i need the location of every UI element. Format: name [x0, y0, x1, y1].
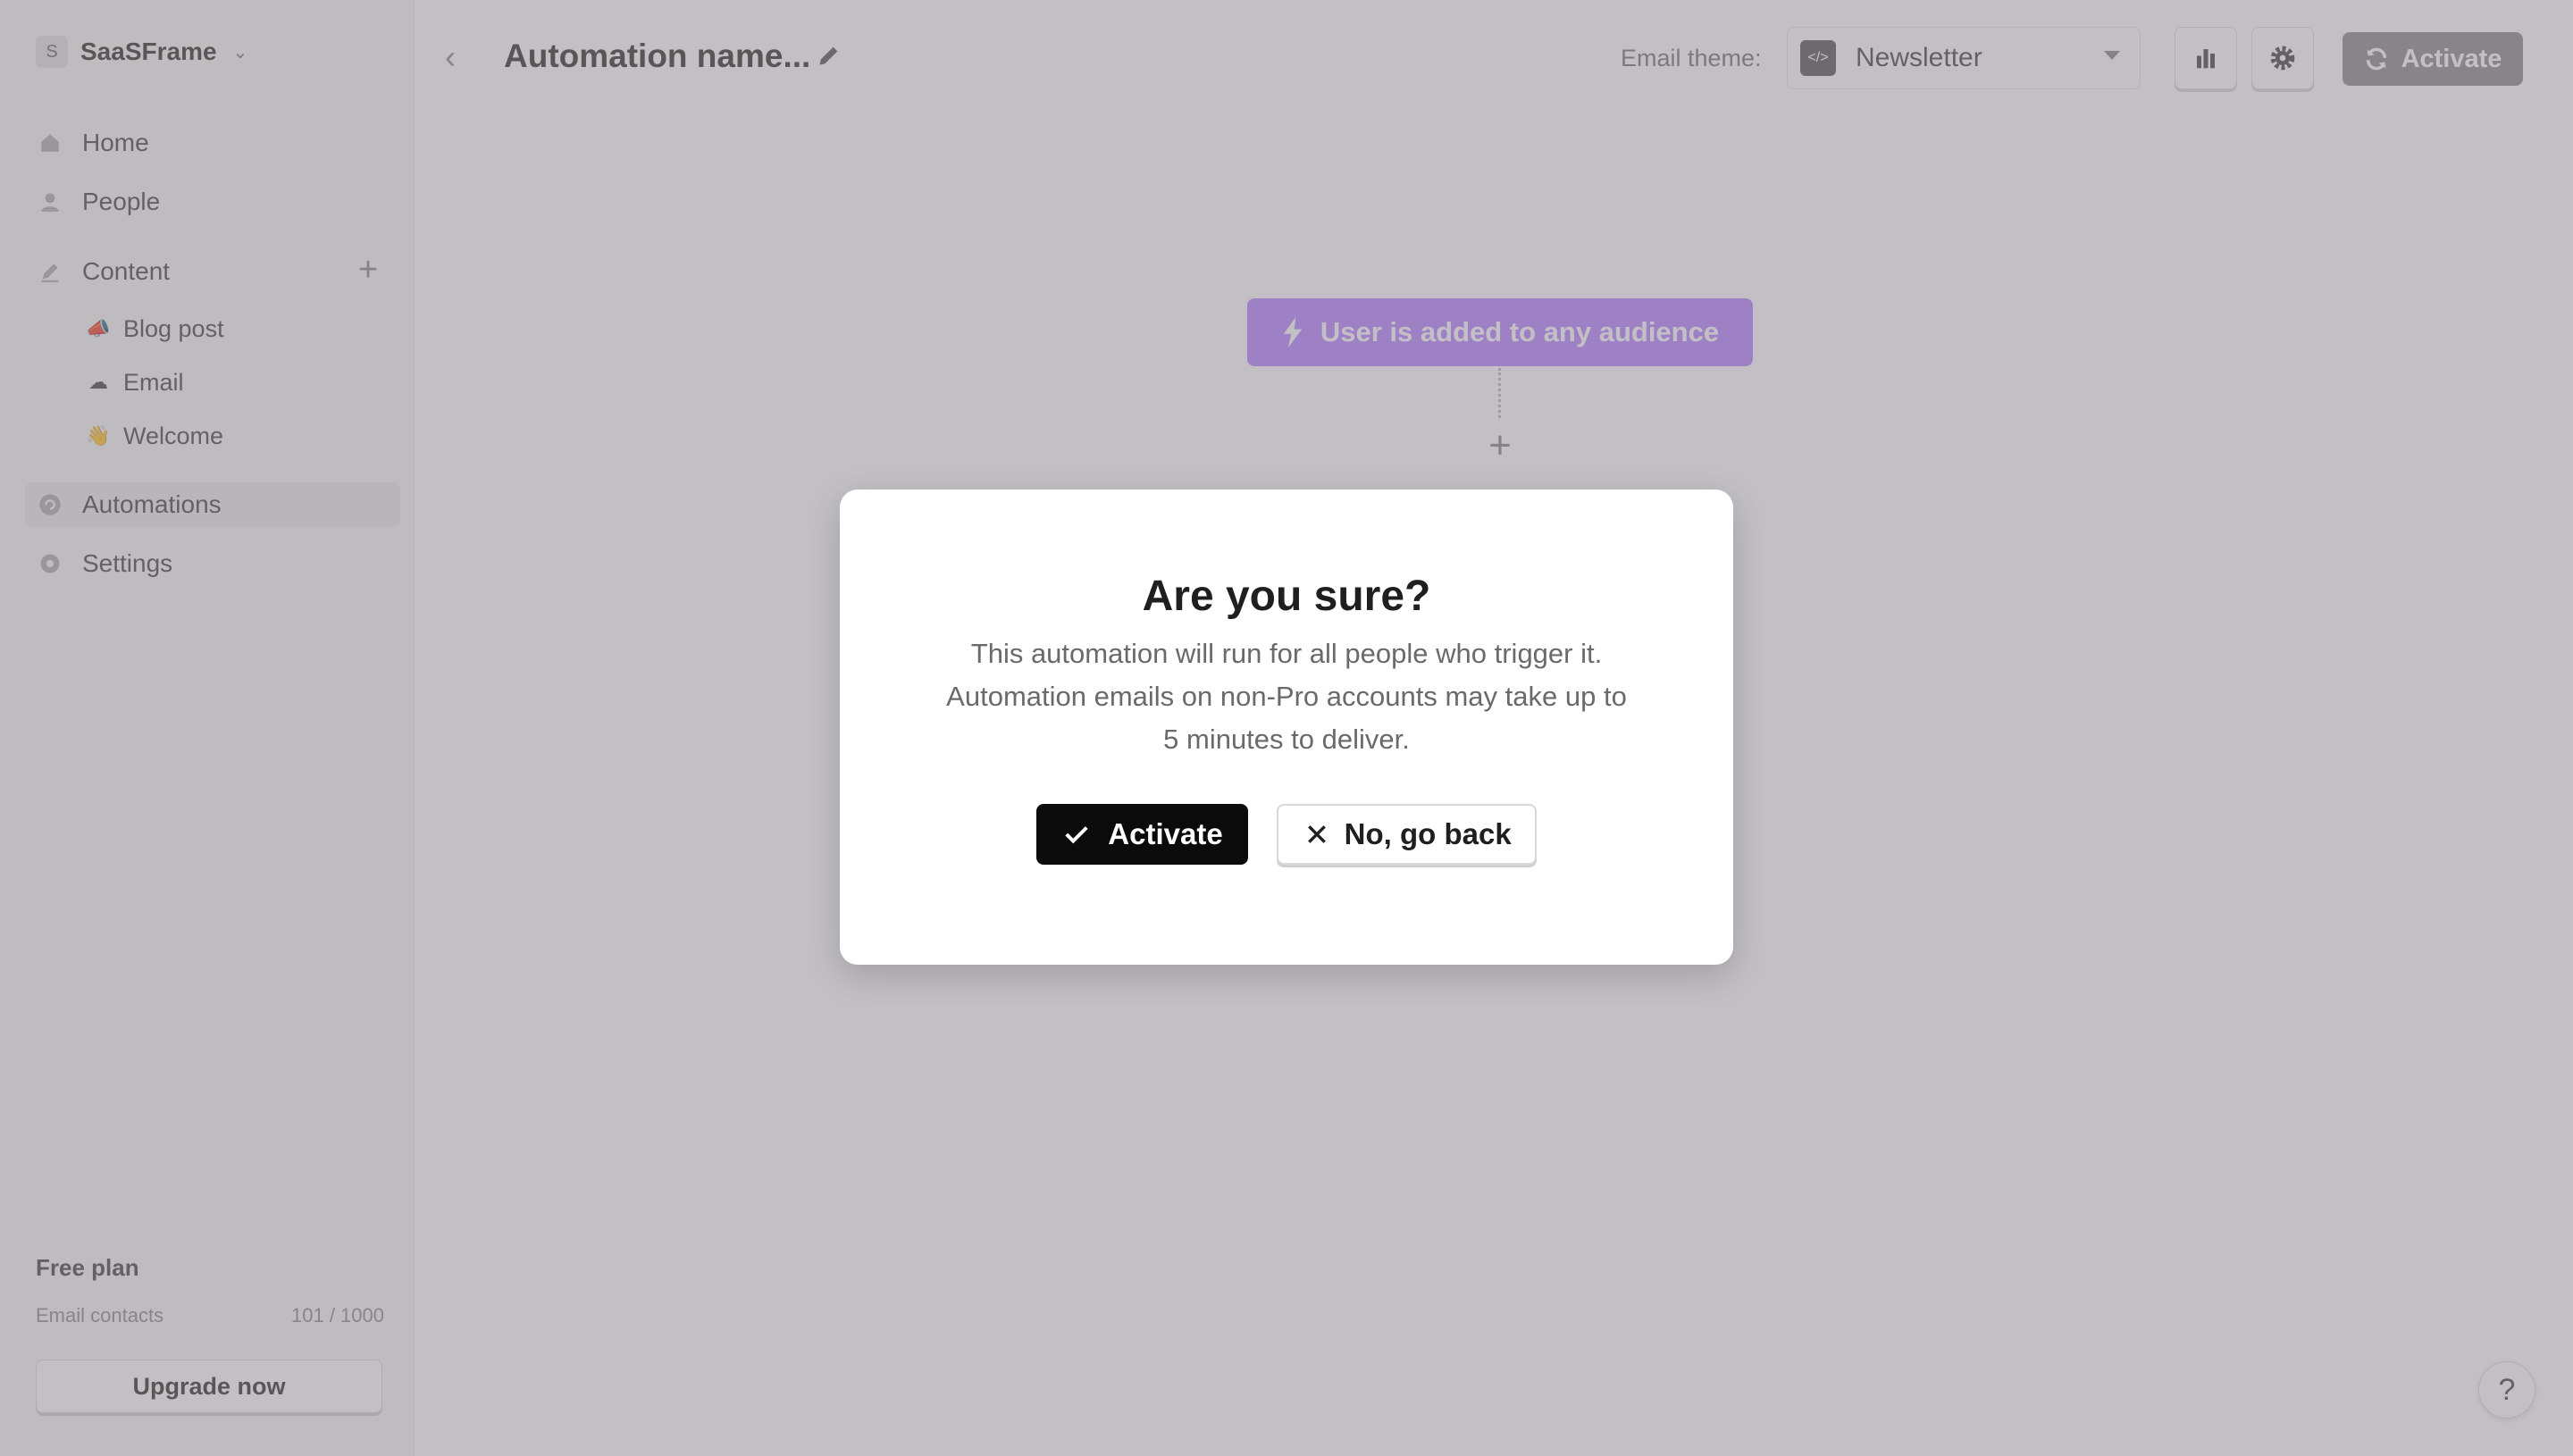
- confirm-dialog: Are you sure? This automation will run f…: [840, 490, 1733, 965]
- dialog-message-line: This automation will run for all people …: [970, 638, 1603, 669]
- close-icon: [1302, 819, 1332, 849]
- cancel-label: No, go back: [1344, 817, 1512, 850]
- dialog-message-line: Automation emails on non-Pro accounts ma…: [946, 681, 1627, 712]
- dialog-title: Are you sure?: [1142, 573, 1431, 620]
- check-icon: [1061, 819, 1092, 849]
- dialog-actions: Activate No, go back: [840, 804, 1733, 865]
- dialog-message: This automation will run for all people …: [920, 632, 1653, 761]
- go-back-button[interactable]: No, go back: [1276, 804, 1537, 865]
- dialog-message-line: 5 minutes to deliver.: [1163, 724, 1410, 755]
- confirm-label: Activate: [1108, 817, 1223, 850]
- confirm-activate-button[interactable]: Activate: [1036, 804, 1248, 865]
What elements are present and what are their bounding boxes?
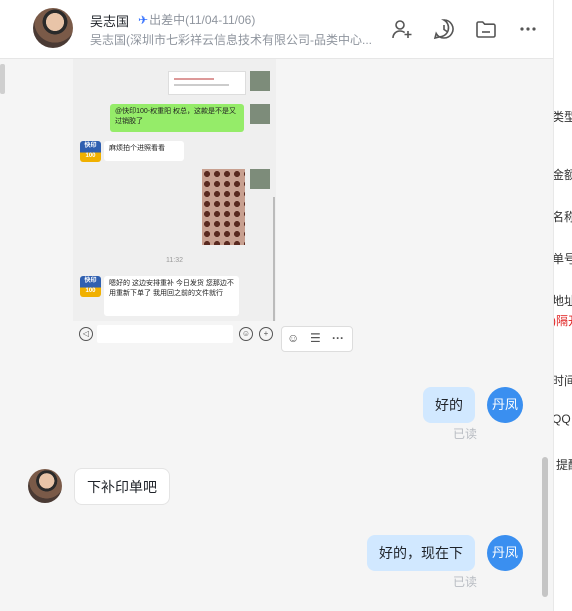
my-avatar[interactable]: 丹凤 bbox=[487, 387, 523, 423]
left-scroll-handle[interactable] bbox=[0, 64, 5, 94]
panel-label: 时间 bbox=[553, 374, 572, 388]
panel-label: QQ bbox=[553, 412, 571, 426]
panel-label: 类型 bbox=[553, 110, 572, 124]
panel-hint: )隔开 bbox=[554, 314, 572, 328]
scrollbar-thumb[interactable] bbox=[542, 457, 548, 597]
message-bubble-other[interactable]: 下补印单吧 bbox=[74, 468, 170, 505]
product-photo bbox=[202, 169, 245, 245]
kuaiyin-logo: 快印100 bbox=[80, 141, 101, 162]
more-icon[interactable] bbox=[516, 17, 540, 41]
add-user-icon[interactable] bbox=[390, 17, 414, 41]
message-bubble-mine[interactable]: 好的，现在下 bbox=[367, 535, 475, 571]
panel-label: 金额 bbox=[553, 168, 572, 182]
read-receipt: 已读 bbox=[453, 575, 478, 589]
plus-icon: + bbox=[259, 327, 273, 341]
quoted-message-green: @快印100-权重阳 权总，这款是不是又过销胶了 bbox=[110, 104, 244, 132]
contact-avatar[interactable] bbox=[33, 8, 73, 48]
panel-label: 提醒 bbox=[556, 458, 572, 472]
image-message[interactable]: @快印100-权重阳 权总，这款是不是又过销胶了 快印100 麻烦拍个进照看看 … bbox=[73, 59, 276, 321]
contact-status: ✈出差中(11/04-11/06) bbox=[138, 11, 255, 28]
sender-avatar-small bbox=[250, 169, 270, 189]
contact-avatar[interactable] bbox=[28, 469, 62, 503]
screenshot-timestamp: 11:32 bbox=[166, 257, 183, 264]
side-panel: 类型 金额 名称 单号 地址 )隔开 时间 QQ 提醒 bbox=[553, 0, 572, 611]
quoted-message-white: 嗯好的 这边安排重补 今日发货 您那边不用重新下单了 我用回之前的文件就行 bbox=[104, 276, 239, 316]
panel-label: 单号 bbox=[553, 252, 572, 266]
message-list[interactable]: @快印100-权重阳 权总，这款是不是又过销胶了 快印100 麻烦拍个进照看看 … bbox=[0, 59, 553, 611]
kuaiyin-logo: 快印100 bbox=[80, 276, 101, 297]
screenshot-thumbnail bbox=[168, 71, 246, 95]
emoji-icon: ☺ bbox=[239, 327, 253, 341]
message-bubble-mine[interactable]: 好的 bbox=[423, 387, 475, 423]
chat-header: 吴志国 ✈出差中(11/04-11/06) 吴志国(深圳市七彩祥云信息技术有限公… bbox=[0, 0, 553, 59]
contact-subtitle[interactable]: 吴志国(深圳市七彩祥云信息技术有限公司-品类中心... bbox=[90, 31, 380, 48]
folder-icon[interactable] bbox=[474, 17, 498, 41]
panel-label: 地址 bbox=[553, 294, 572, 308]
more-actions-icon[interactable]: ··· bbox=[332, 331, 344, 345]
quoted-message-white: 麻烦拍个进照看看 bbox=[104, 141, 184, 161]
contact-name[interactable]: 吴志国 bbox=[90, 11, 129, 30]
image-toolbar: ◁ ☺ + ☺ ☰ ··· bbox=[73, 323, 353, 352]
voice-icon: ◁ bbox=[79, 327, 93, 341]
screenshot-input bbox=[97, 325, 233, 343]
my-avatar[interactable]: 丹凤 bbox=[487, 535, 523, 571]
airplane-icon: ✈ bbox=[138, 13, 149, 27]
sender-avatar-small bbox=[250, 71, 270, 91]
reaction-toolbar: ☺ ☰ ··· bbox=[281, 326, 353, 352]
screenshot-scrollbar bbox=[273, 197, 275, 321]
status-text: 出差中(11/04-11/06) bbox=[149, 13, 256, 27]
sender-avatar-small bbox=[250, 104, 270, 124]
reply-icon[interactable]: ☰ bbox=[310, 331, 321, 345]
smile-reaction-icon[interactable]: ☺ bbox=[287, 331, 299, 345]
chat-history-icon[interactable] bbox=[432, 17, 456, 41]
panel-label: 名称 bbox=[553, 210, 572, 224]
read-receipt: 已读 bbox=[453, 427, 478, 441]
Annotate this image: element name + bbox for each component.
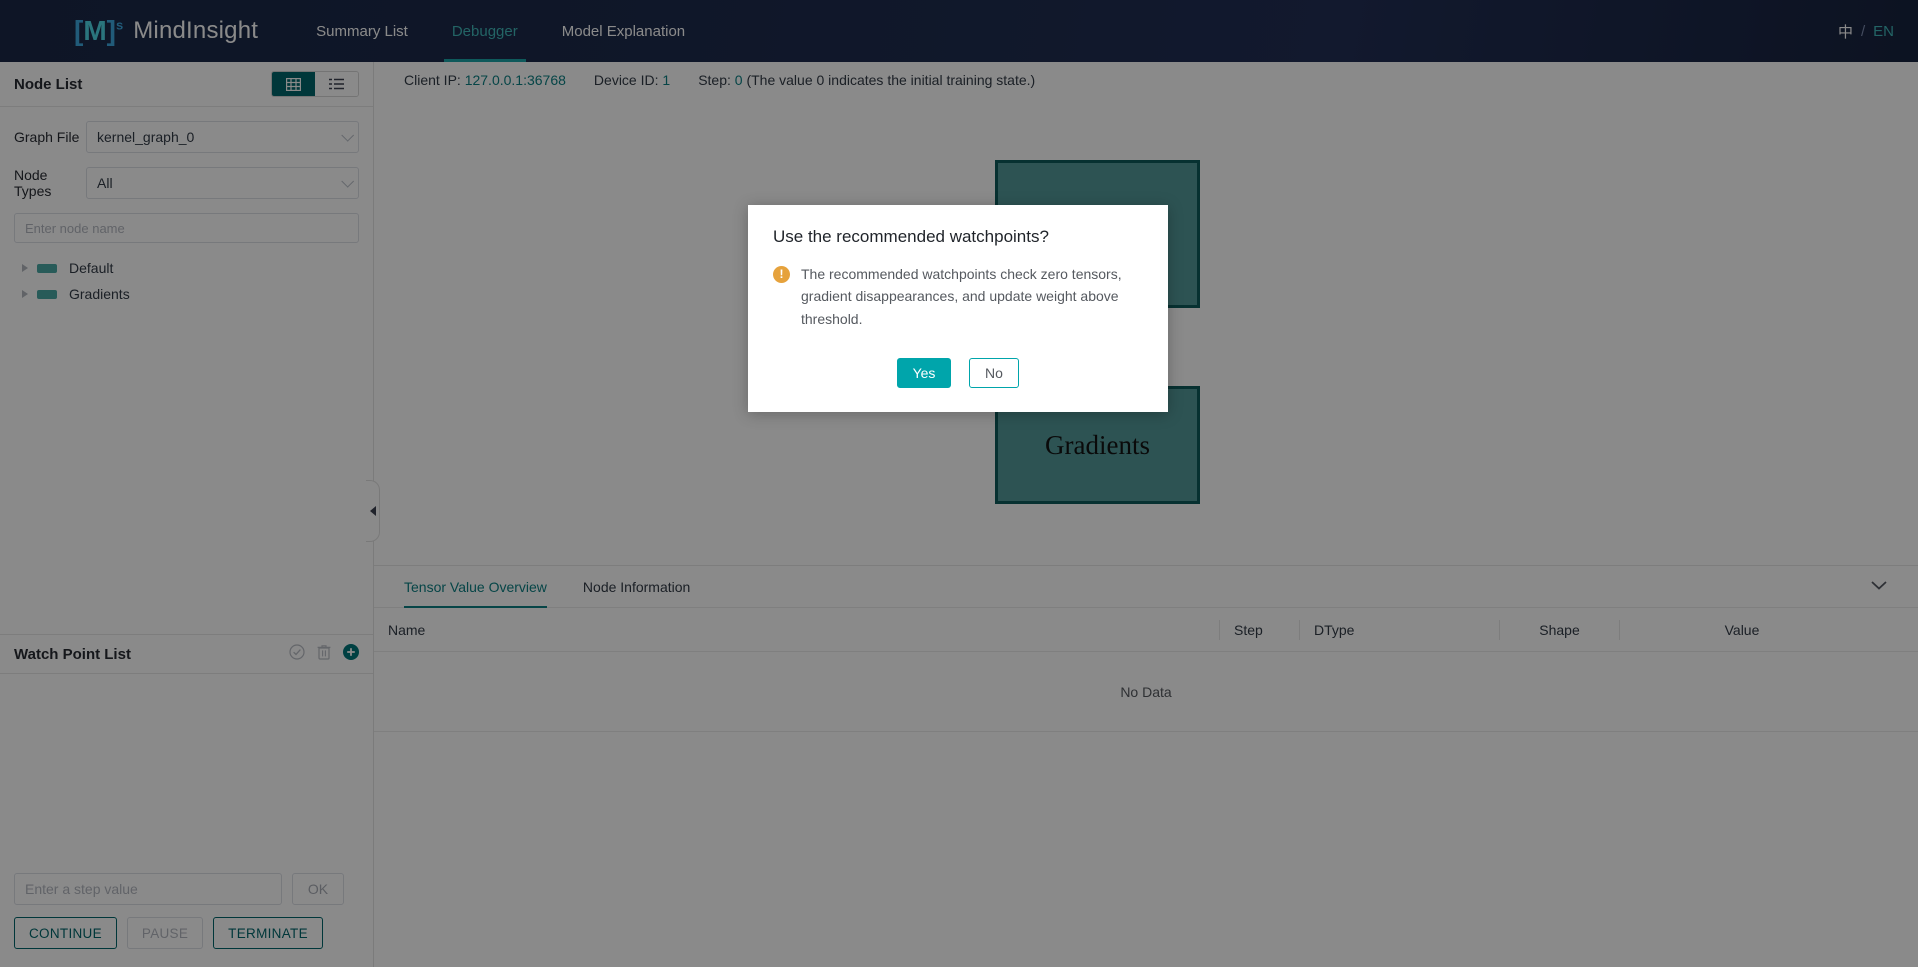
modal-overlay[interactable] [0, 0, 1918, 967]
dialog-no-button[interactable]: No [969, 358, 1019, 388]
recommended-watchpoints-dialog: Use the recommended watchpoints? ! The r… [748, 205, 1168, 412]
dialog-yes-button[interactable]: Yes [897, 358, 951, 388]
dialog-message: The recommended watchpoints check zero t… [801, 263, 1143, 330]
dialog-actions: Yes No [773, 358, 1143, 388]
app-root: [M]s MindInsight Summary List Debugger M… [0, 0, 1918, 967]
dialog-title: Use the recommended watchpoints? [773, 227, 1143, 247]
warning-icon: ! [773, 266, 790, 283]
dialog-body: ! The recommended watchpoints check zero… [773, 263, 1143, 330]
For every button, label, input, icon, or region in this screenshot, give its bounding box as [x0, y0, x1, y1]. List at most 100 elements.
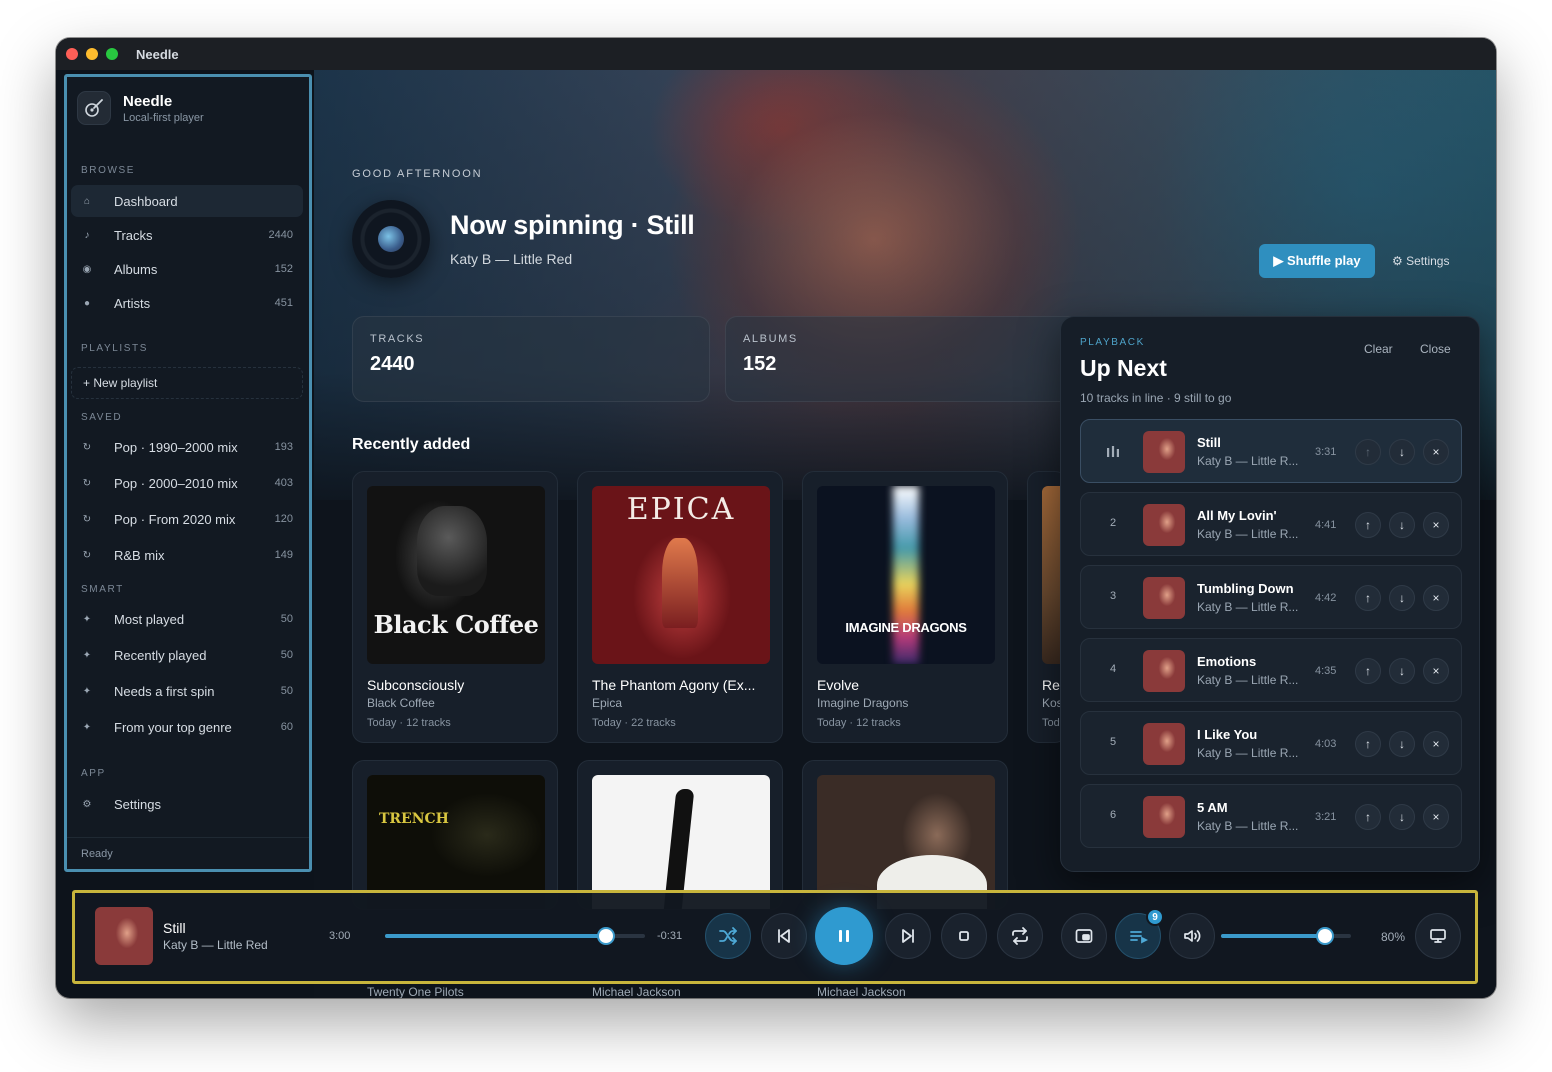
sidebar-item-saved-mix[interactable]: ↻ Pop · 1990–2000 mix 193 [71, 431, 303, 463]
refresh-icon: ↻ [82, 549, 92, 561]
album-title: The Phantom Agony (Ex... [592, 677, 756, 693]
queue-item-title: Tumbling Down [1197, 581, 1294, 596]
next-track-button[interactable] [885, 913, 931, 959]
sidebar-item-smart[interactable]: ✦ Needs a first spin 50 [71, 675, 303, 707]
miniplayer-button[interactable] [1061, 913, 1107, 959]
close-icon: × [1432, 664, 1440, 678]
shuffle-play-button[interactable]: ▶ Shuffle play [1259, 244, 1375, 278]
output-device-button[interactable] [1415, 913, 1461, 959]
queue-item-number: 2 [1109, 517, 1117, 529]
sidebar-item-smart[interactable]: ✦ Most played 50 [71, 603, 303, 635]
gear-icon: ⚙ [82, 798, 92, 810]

(What you are asked to do): Write out, character for character, the lines of the entries running from the one containing "my-avatar[interactable]: 丹凤 bbox=[487, 387, 523, 423]" through the one containing "535, 475, 571]".

(Written solution):
my-avatar[interactable]: 丹凤 bbox=[487, 387, 523, 423]
left-scroll-handle[interactable] bbox=[0, 64, 5, 94]
panel-label: 时间 bbox=[553, 374, 572, 388]
panel-label: QQ bbox=[553, 412, 571, 426]
panel-label: 类型 bbox=[553, 110, 572, 124]
panel-hint: )隔开 bbox=[554, 314, 572, 328]
scrollbar-thumb[interactable] bbox=[542, 457, 548, 597]
message-bubble-other[interactable]: 下补印单吧 bbox=[74, 468, 170, 505]
product-photo bbox=[202, 169, 245, 245]
kuaiyin-logo: 快印100 bbox=[80, 141, 101, 162]
more-icon[interactable] bbox=[516, 17, 540, 41]
add-user-icon[interactable] bbox=[390, 17, 414, 41]
message-bubble-mine[interactable]: 好的，现在下 bbox=[367, 535, 475, 571]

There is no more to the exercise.